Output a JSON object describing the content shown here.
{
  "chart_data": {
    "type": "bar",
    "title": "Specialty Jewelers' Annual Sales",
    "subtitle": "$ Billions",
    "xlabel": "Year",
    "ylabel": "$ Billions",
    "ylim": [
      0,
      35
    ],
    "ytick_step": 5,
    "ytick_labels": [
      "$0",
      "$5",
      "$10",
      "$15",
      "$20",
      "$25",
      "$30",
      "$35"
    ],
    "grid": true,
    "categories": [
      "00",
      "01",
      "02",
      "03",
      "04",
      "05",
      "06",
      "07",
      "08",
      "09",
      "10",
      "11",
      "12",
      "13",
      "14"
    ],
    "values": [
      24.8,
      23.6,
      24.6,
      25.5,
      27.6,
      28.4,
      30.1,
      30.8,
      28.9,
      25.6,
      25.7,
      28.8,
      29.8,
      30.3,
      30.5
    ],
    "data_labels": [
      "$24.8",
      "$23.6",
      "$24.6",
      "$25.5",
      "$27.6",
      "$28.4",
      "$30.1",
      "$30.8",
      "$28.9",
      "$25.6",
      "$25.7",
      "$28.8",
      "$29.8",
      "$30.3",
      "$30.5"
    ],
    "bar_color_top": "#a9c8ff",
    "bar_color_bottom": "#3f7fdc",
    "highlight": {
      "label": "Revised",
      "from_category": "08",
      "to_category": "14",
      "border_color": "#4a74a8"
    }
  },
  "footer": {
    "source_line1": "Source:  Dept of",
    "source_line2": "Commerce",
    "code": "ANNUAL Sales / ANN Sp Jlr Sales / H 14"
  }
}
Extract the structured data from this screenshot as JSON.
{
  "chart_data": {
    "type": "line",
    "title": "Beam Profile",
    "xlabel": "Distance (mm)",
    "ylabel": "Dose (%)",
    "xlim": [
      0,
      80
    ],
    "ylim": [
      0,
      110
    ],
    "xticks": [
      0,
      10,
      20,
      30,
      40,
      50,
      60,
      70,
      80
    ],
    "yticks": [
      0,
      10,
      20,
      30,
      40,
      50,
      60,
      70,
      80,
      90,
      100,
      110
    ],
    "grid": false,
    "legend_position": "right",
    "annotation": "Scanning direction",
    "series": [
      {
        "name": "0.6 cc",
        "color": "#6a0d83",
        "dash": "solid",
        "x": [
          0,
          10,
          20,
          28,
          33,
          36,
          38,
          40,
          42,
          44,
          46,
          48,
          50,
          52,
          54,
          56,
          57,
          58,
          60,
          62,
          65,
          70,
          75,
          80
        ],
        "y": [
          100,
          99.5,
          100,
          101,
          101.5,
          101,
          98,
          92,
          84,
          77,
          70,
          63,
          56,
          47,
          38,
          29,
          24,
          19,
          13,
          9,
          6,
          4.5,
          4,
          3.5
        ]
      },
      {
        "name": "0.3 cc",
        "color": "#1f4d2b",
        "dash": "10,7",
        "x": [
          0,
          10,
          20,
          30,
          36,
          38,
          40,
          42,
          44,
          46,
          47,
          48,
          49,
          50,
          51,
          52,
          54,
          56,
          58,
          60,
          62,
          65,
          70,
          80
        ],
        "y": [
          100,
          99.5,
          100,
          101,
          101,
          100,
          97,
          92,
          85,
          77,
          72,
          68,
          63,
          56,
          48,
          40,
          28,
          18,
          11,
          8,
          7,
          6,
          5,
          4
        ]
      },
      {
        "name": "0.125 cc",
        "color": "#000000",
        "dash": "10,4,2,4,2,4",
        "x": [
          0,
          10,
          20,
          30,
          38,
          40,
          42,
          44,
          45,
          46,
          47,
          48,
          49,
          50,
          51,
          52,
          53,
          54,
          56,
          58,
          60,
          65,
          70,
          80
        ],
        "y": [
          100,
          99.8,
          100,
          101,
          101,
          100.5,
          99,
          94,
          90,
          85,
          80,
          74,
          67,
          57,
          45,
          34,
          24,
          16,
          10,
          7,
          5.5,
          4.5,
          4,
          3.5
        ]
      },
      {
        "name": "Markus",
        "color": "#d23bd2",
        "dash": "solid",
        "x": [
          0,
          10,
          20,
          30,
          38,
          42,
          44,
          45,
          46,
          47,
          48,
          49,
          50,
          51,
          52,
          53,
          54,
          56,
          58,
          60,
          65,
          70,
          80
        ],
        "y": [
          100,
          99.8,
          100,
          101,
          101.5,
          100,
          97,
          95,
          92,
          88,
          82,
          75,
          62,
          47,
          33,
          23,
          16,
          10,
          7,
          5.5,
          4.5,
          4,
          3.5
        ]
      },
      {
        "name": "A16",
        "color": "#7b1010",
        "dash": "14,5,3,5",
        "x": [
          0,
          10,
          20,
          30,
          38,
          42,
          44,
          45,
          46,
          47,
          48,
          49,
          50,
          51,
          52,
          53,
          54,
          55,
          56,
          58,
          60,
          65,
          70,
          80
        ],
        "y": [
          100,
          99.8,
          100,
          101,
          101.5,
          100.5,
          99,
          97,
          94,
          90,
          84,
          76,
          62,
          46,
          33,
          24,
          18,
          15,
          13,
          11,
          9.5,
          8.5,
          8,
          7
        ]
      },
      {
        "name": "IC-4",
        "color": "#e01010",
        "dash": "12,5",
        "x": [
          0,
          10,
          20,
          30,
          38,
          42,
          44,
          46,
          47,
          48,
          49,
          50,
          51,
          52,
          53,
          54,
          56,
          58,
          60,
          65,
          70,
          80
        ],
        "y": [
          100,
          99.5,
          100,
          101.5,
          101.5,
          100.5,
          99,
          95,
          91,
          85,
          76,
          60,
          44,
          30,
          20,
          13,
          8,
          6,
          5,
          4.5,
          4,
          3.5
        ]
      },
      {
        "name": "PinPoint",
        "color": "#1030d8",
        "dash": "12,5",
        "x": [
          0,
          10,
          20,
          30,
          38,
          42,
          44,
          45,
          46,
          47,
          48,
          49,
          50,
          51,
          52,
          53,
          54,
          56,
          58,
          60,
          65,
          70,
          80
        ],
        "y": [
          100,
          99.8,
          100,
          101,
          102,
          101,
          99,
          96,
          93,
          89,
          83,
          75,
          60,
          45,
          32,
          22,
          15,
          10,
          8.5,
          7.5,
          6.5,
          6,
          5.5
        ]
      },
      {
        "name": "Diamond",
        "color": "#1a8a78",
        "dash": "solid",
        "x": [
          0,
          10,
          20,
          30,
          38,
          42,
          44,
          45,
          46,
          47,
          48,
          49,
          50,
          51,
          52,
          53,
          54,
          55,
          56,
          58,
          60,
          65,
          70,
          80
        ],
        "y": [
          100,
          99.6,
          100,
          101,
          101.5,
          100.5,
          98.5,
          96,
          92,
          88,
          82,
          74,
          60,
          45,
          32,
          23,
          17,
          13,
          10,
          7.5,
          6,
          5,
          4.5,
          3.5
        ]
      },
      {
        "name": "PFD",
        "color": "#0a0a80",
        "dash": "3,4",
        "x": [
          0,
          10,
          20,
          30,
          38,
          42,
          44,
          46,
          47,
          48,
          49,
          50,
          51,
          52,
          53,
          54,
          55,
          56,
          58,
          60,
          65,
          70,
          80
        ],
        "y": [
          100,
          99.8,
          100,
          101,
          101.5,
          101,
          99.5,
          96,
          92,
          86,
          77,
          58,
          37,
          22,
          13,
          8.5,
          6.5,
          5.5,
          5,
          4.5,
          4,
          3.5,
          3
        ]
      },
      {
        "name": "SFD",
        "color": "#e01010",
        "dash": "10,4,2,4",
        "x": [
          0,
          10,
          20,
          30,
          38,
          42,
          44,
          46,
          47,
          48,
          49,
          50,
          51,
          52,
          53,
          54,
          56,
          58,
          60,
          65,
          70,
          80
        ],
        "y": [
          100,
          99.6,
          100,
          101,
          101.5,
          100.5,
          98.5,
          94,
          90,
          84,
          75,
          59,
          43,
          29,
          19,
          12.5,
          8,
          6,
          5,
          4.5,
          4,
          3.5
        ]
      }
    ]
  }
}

= = = = = = =

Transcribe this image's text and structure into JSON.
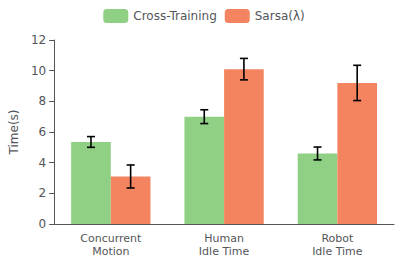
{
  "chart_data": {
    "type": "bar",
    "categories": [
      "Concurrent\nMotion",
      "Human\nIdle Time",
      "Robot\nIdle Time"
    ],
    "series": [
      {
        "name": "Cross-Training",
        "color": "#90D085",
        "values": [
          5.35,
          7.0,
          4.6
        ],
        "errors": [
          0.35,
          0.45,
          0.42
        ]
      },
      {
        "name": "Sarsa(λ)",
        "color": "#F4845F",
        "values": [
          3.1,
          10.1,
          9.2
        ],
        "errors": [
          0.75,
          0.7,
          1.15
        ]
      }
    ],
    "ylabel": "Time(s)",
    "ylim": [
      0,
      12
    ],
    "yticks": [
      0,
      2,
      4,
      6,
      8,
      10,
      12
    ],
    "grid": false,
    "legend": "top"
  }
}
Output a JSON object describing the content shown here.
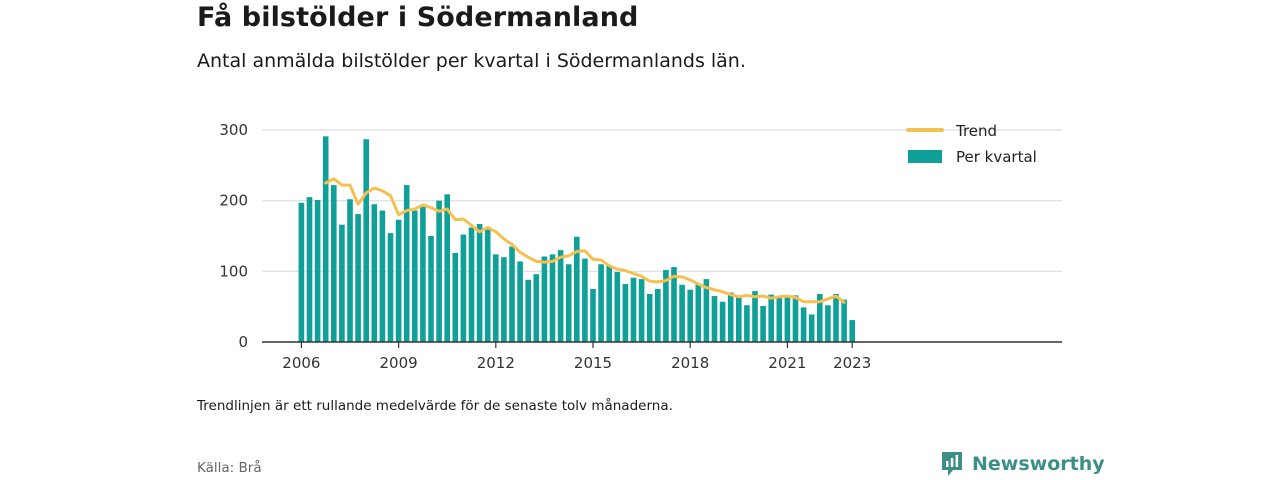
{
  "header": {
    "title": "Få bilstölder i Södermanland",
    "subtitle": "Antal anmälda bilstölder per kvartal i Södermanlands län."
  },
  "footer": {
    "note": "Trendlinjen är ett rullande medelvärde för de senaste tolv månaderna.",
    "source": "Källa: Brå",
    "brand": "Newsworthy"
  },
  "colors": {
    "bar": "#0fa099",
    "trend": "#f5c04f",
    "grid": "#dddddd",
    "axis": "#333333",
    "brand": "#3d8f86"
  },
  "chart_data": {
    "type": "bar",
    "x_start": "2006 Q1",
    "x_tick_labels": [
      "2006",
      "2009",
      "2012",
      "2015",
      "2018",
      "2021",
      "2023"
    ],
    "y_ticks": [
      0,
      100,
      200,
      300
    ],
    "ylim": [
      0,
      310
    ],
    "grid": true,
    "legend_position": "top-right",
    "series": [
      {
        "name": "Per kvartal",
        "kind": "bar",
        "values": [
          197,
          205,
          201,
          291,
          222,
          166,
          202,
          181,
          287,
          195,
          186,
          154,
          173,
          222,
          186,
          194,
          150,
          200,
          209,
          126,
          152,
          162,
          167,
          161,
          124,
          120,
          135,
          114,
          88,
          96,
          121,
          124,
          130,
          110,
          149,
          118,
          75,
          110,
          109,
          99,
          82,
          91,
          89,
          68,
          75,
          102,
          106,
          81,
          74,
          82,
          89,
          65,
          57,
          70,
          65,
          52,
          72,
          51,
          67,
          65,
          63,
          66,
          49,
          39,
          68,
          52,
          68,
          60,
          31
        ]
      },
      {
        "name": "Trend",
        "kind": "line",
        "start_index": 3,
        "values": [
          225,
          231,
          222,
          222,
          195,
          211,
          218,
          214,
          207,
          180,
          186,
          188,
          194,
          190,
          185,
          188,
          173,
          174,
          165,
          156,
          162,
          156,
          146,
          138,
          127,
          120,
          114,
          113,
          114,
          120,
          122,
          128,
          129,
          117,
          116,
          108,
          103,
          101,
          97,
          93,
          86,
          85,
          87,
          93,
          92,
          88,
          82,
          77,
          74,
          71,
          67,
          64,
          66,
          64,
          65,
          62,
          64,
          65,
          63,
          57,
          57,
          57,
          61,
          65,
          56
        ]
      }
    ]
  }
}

= = = = = = =

* **Objective**
Keep only those lines of the records that hold "Time", and return them.

* **Worked solution**
      "Human\nIdle Time",
      "Robot\nIdle Time"
    "ylabel": "Time(s)",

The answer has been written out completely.